Records provided:
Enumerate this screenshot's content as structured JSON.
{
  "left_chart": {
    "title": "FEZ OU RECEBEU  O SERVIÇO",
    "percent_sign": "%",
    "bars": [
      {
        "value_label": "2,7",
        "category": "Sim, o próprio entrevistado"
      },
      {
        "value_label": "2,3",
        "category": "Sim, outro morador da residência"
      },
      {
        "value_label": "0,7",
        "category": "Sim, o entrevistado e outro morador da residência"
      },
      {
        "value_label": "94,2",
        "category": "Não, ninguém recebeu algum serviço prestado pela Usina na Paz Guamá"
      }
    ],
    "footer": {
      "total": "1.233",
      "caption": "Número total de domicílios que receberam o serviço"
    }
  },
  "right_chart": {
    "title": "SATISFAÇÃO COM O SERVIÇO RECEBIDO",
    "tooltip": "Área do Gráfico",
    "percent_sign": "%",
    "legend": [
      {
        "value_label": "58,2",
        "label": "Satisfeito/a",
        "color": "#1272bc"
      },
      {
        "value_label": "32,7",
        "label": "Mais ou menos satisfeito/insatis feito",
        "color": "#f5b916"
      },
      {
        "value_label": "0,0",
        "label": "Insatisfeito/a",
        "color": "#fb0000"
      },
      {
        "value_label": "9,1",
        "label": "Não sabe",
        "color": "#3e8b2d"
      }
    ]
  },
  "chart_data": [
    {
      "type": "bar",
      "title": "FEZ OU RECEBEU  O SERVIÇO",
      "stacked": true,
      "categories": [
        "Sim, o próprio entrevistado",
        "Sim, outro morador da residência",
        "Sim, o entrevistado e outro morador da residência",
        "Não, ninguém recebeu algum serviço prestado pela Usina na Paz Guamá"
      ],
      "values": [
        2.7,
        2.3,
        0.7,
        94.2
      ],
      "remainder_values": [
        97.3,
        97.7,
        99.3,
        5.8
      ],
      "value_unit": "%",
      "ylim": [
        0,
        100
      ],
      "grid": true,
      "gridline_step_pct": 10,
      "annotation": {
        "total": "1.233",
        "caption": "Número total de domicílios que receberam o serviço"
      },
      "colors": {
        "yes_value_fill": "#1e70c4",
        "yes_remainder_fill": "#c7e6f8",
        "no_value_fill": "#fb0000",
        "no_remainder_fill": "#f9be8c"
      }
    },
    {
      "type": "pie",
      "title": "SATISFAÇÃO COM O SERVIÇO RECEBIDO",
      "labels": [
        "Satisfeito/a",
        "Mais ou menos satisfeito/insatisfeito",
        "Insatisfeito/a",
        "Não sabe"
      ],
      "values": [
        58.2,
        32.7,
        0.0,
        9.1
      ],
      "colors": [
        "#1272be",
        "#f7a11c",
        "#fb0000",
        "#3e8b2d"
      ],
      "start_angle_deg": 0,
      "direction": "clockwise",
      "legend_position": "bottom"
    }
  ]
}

--

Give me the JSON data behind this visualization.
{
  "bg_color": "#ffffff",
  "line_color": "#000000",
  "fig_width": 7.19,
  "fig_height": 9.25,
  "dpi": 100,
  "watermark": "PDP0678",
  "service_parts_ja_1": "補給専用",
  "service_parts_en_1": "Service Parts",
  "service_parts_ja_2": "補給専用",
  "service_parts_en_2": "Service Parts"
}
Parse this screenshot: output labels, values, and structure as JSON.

Exercise task: Only the lines from the one containing "Give me the" to the one containing "Parse this screenshot: output" are to be printed, both ends included, exactly as written.

Exercise output:
Give me the JSON data behind this visualization.
{
  "bg_color": "#ffffff",
  "line_color": "#000000",
  "fig_width": 7.19,
  "fig_height": 9.25,
  "dpi": 100,
  "watermark": "PDP0678",
  "service_parts_ja_1": "補給専用",
  "service_parts_en_1": "Service Parts",
  "service_parts_ja_2": "補給専用",
  "service_parts_en_2": "Service Parts"
}
Parse this screenshot: output labels, values, and structure as JSON.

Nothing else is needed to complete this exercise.